__LISTED ENTRIES__
┏━━

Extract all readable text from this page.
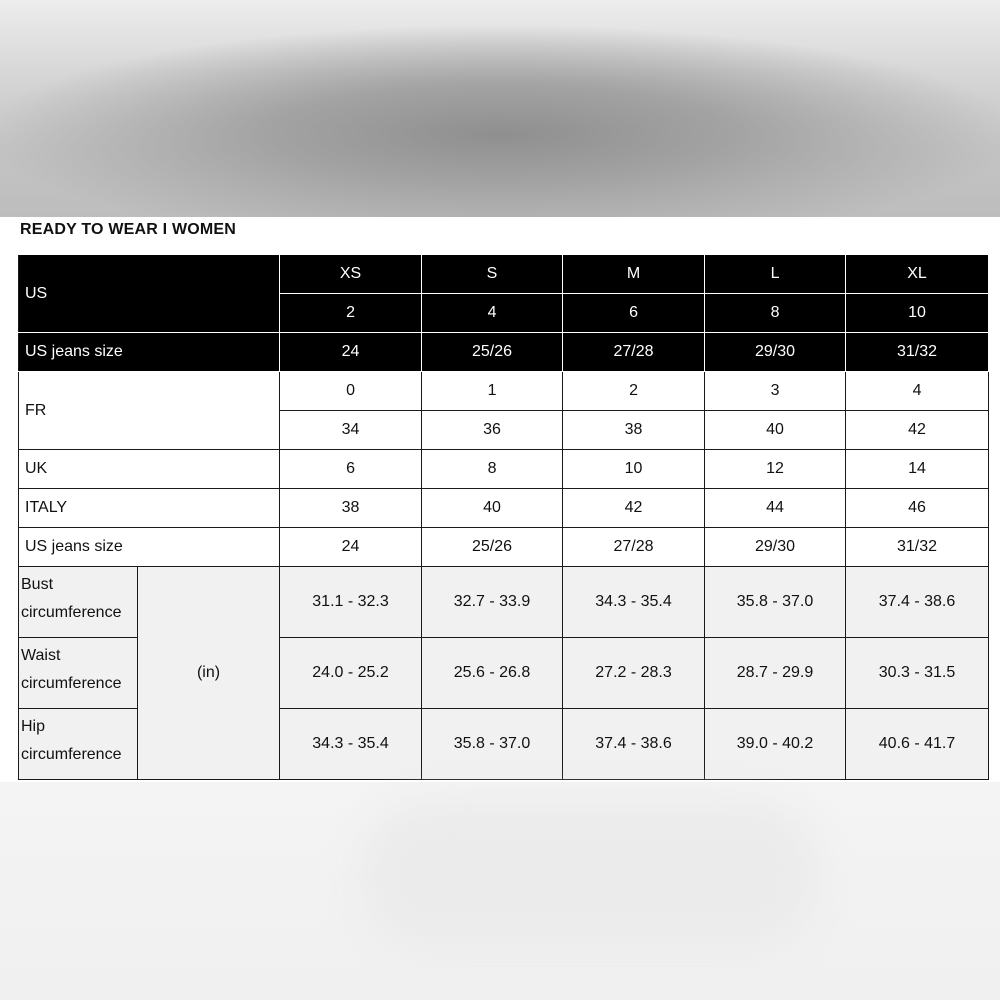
READY TO WEAR I WOMEN
US		XS	S	M	L	XL
		2	4	6	8	10
US jeans size		24	25/26	27/28	29/30	31/32
FR		0	1	2	3	4
		34	36	38	40	42
UK		6	8	10	12	14
ITALY		38	40	42	44	46
US jeans size		24	25/26	27/28	29/30	31/32
Bust
circumference	(in)	31.1 - 32.3	32.7 - 33.9	34.3 - 35.4	35.8 - 37.0	37.4 - 38.6
Waist
circumference		24.0 - 25.2	25.6 - 26.8	27.2 - 28.3	28.7 - 29.9	30.3 - 31.5
Hip
circumference		34.3 - 35.4	35.8 - 37.0	37.4 - 38.6	39.0 - 40.2	40.6 - 41.7
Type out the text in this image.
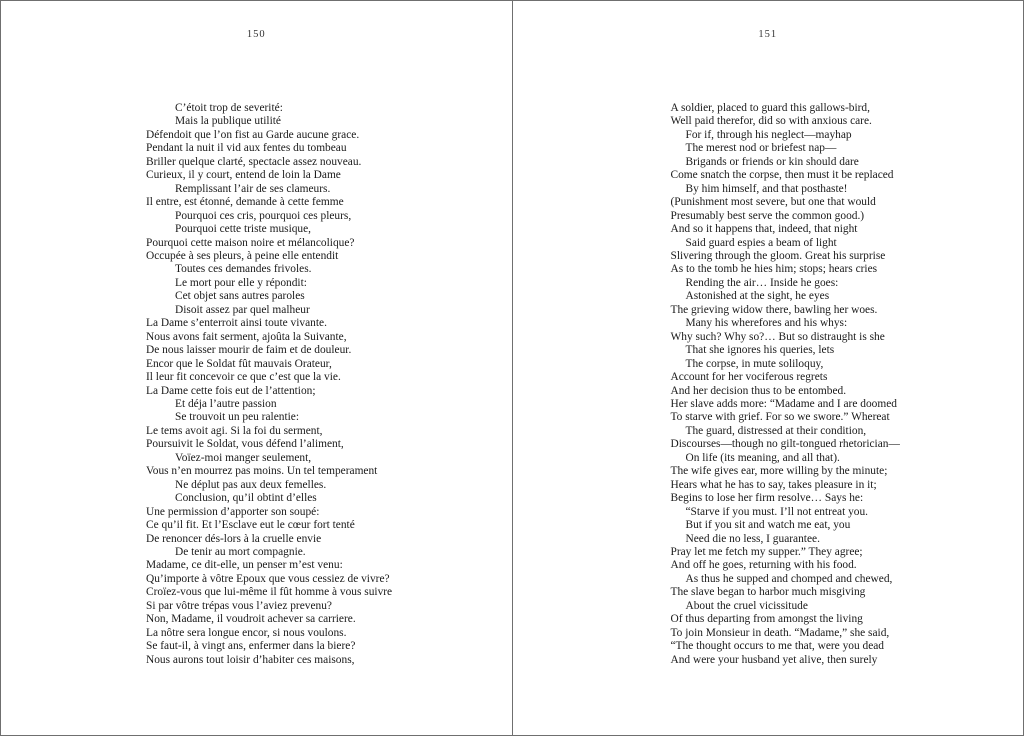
150
C’étoit trop de severité:
Mais la publique utilité
Défendoit que l’on fist au Garde aucune grace.
Pendant la nuit il vid aux fentes du tombeau
Briller quelque clarté, spectacle assez nouveau.
Curieux, il y court, entend de loin la Dame
Remplissant l’air de ses clameurs.
Il entre, est étonné, demande à cette femme
Pourquoi ces cris, pourquoi ces pleurs,
Pourquoi cette triste musique,
Pourquoi cette maison noire et mélancolique?
Occupée à ses pleurs, à peine elle entendit
Toutes ces demandes frivoles.
Le mort pour elle y répondit:
Cet objet sans autres paroles
Disoit assez par quel malheur
La Dame s’enterroit ainsi toute vivante.
Nous avons fait serment, ajoûta la Suivante,
De nous laisser mourir de faim et de douleur.
Encor que le Soldat fût mauvais Orateur,
Il leur fit concevoir ce que c’est que la vie.
La Dame cette fois eut de l’attention;
Et déja l’autre passion
Se trouvoit un peu ralentie:
Le tems avoit agi. Si la foi du serment,
Poursuivit le Soldat, vous défend l’aliment,
Voïez-moi manger seulement,
Vous n’en mourrez pas moins. Un tel temperament
Ne déplut pas aux deux femelles.
Conclusion, qu’il obtint d’elles
Une permission d’apporter son soupé:
Ce qu’il fit. Et l’Esclave eut le cœur fort tenté
De renoncer dés-lors à la cruelle envie
De tenir au mort compagnie.
Madame, ce dit-elle, un penser m’est venu:
Qu’importe à vôtre Epoux que vous cessiez de vivre?
Croïez-vous que lui-même il fût homme à vous suivre
Si par vôtre trépas vous l’aviez prevenu?
Non, Madame, il voudroit achever sa carriere.
La nôtre sera longue encor, si nous voulons.
Se faut-il, à vingt ans, enfermer dans la biere?
Nous aurons tout loisir d’habiter ces maisons,
151
A soldier, placed to guard this gallows-bird,
Well paid therefor, did so with anxious care.
For if, through his neglect—mayhap
The merest nod or briefest nap—
Brigands or friends or kin should dare
Come snatch the corpse, then must it be replaced
By him himself, and that posthaste!
(Punishment most severe, but one that would
Presumably best serve the common good.)
And so it happens that, indeed, that night
Said guard espies a beam of light
Slivering through the gloom. Great his surprise
As to the tomb he hies him; stops; hears cries
Rending the air… Inside he goes:
Astonished at the sight, he eyes
The grieving widow there, bawling her woes.
Many his wherefores and his whys:
Why such? Why so?… But so distraught is she
That she ignores his queries, lets
The corpse, in mute soliloquy,
Account for her vociferous regrets
And her decision thus to be entombed.
Her slave adds more: “Madame and I are doomed
To starve with grief. For so we swore.” Whereat
The guard, distressed at their condition,
Discourses—though no gilt-tongued rhetorician—
On life (its meaning, and all that).
The wife gives ear, more willing by the minute;
Hears what he has to say, takes pleasure in it;
Begins to lose her firm resolve… Says he:
“Starve if you must. I’ll not entreat you.
But if you sit and watch me eat, you
Need die no less, I guarantee.
Pray let me fetch my supper.” They agree;
And off he goes, returning with his food.
As thus he supped and chomped and chewed,
The slave began to harbor much misgiving
About the cruel vicissitude
Of thus departing from amongst the living
To join Monsieur in death. “Madame,” she said,
“The thought occurs to me that, were you dead
And were your husband yet alive, then surely
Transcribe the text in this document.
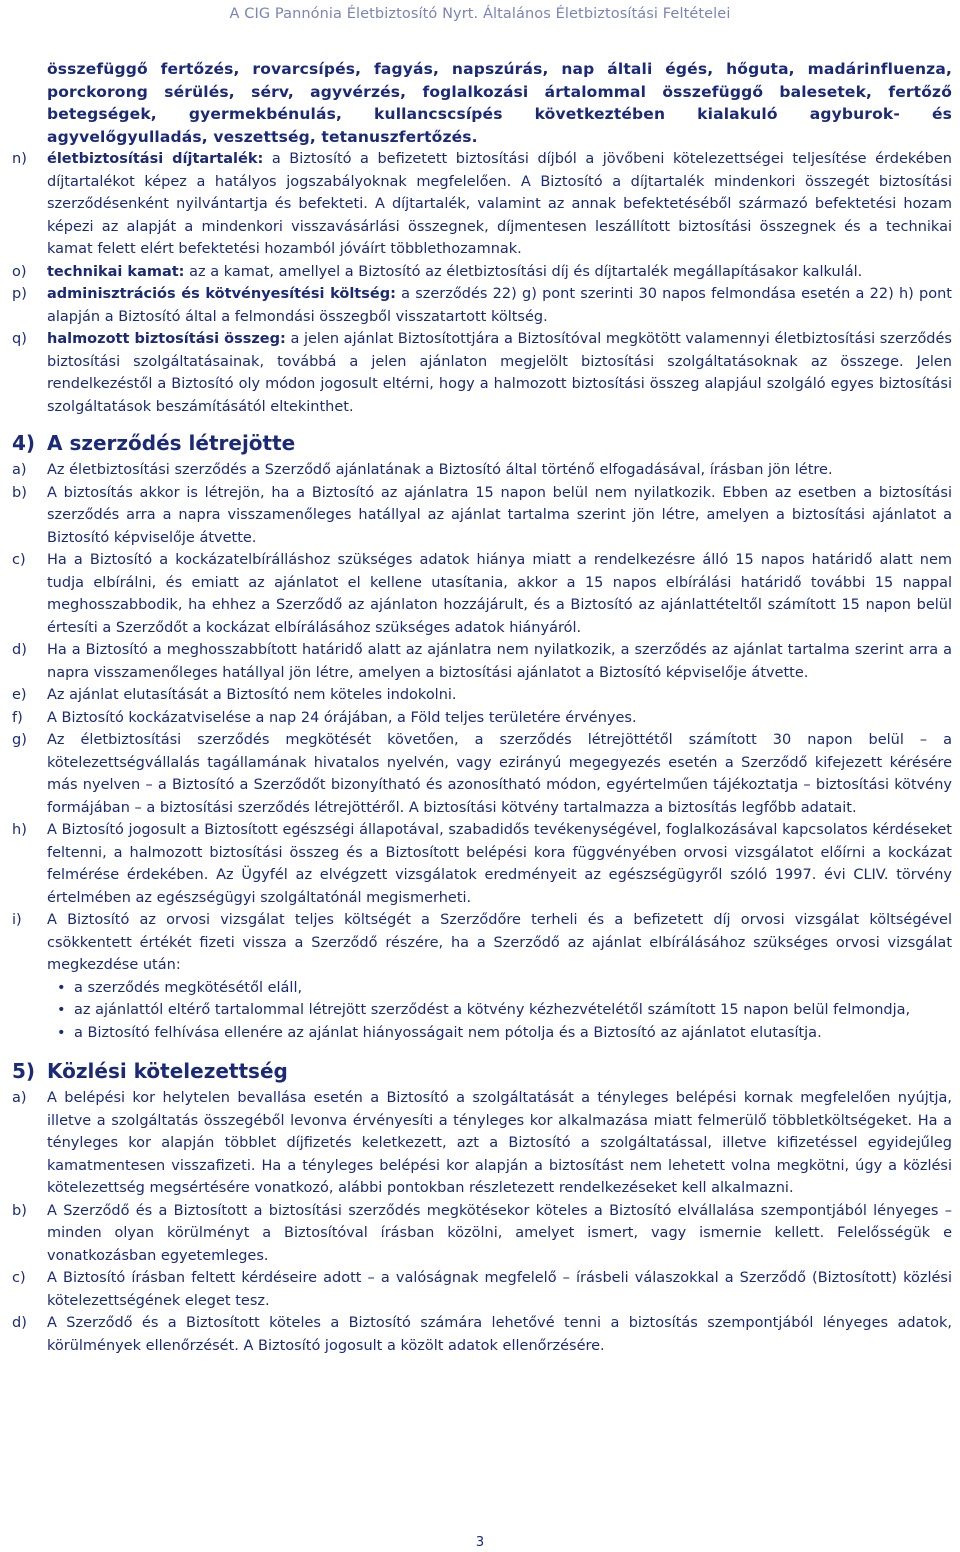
A CIG Pannónia Életbiztosító Nyrt. Általános Életbiztosítási Feltételei
összefüggő fertőzés, rovarcsípés, fagyás, napszúrás, nap általi égés, hőguta, madárinfluenza, porckorong sérülés, sérv, agyvérzés, foglalkozási ártalommal összefüggő balesetek, fertőző betegségek, gyermekbénulás, kullancscsípés következtében kialakuló agyburok- és agyvelőgyulladás, veszettség, tetanuszfertőzés.
n) életbiztosítási díjtartalék: a Biztosító a befizetett biztosítási díjból a jövőbeni kötelezettségei teljesítése érdekében díjtartalékot képez a hatályos jogszabályoknak megfelelően. A Biztosító a díjtartalék mindenkori összegét biztosítási szerződésenként nyilvántartja és befekteti. A díjtartalék, valamint az annak befektetéséből származó befektetési hozam képezi az alapját a mindenkori visszavásárlási összegnek, díjmentesen leszállított biztosítási összegnek és a technikai kamat felett elért befektetési hozamból jóváírt többlethozamnak.
o) technikai kamat: az a kamat, amellyel a Biztosító az életbiztosítási díj és díjtartalék megállapításakor kalkulál.
p) adminisztrációs és kötvényesítési költség: a szerződés 22) g) pont szerinti 30 napos felmondása esetén a 22) h) pont alapján a Biztosító által a felmondási összegből visszatartott költség.
q) halmozott biztosítási összeg: a jelen ajánlat Biztosítottjára a Biztosítóval megkötött valamennyi életbiztosítási szerződés biztosítási szolgáltatásainak, továbbá a jelen ajánlaton megjelölt biztosítási szolgáltatásoknak az összege. Jelen rendelkezéstől a Biztosító oly módon jogosult eltérni, hogy a halmozott biztosítási összeg alapjául szolgáló egyes biztosítási szolgáltatások beszámításától eltekinthet.
4) A szerződés létrejötte
a) Az életbiztosítási szerződés a Szerződő ajánlatának a Biztosító által történő elfogadásával, írásban jön létre.
b) A biztosítás akkor is létrejön, ha a Biztosító az ajánlatra 15 napon belül nem nyilatkozik. Ebben az esetben a biztosítási szerződés arra a napra visszamenőleges hatállyal az ajánlat tartalma szerint jön létre, amelyen a biztosítási ajánlatot a Biztosító képviselője átvette.
c) Ha a Biztosító a kockázatelbírálláshoz szükséges adatok hiánya miatt a rendelkezésre álló 15 napos határidő alatt nem tudja elbírálni, és emiatt az ajánlatot el kellene utasítania, akkor a 15 napos elbírálási határidő további 15 nappal meghosszabbodik, ha ehhez a Szerződő az ajánlaton hozzájárult, és a Biztosító az ajánlattételtől számított 15 napon belül értesíti a Szerződőt a kockázat elbírálásához szükséges adatok hiányáról.
d) Ha a Biztosító a meghosszabbított határidő alatt az ajánlatra nem nyilatkozik, a szerződés az ajánlat tartalma szerint arra a napra visszamenőleges hatállyal jön létre, amelyen a biztosítási ajánlatot a Biztosító képviselője átvette.
e) Az ajánlat elutasítását a Biztosító nem köteles indokolni.
f) A Biztosító kockázatviselése a nap 24 órájában, a Föld teljes területére érvényes.
g) Az életbiztosítási szerződés megkötését követően, a szerződés létrejöttétől számított 30 napon belül – a kötelezettségvállalás tagállamának hivatalos nyelvén, vagy ezirányú megegyezés esetén a Szerződő kifejezett kérésére más nyelven – a Biztosító a Szerződőt bizonyítható és azonosítható módon, egyértelműen tájékoztatja – biztosítási kötvény formájában – a biztosítási szerződés létrejöttéről. A biztosítási kötvény tartalmazza a biztosítás legfőbb adatait.
h) A Biztosító jogosult a Biztosított egészségi állapotával, szabadidős tevékenységével, foglalkozásával kapcsolatos kérdéseket feltenni, a halmozott biztosítási összeg és a Biztosított belépési kora függvényében orvosi vizsgálatot előírni a kockázat felmérése érdekében. Az Ügyfél az elvégzett vizsgálatok eredményeit az egészségügyről szóló 1997. évi CLIV. törvény értelmében az egészségügyi szolgáltatónál megismerheti.
i) A Biztosító az orvosi vizsgálat teljes költségét a Szerződőre terheli és a befizetett díj orvosi vizsgálat költségével csökkentett értékét fizeti vissza a Szerződő részére, ha a Szerződő az ajánlat elbírálásához szükséges orvosi vizsgálat megkezdése után:
• a szerződés megkötésétől eláll,
• az ajánlattól eltérő tartalommal létrejött szerződést a kötvény kézhezvételétől számított 15 napon belül felmondja,
• a Biztosító felhívása ellenére az ajánlat hiányosságait nem pótolja és a Biztosító az ajánlatot elutasítja.
5) Közlési kötelezettség
a) A belépési kor helytelen bevallása esetén a Biztosító a szolgáltatását a tényleges belépési kornak megfelelően nyújtja, illetve a szolgáltatás összegéből levonva érvényesíti a tényleges kor alkalmazása miatt felmerülő többletköltségeket. Ha a tényleges kor alapján többlet díjfizetés keletkezett, azt a Biztosító a szolgáltatással, illetve kifizetéssel egyidejűleg kamatmentesen visszafizeti. Ha a tényleges belépési kor alapján a biztosítást nem lehetett volna megkötni, úgy a közlési kötelezettség megsértésére vonatkozó, alábbi pontokban részletezett rendelkezéseket kell alkalmazni.
b) A Szerződő és a Biztosított a biztosítási szerződés megkötésekor köteles a Biztosító elvállalása szempontjából lényeges – minden olyan körülményt a Biztosítóval írásban közölni, amelyet ismert, vagy ismernie kellett. Felelősségük e vonatkozásban egyetemleges.
c) A Biztosító írásban feltett kérdéseire adott – a valóságnak megfelelő – írásbeli válaszokkal a Szerződő (Biztosított) közlési kötelezettségének eleget tesz.
d) A Szerződő és a Biztosított köteles a Biztosító számára lehetővé tenni a biztosítás szempontjából lényeges adatok, körülmények ellenőrzését. A Biztosító jogosult a közölt adatok ellenőrzésére.
3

┗━━

__EXERCISE GOAL__
List every line above containing the word "alatt".

__CORRECT OUTPUT__
c) Ha a Biztosító a kockázatelbírálláshoz szükséges adatok hiánya miatt a rendelkezésre álló 15 napos határidő alatt nem tudja elbírálni, és emiatt az ajánlatot el kellene utasítania, akkor a 15 napos elbírálási határidő további 15 nappal meghosszabbodik, ha ehhez a Szerződő az ajánlaton hozzájárult, és a Biztosító az ajánlattételtől számított 15 napon belül értesíti a Szerződőt a kockázat elbírálásához szükséges adatok hiányáról.
d) Ha a Biztosító a meghosszabbított határidő alatt az ajánlatra nem nyilatkozik, a szerződés az ajánlat tartalma szerint arra a napra visszamenőleges hatállyal jön létre, amelyen a biztosítási ajánlatot a Biztosító képviselője átvette.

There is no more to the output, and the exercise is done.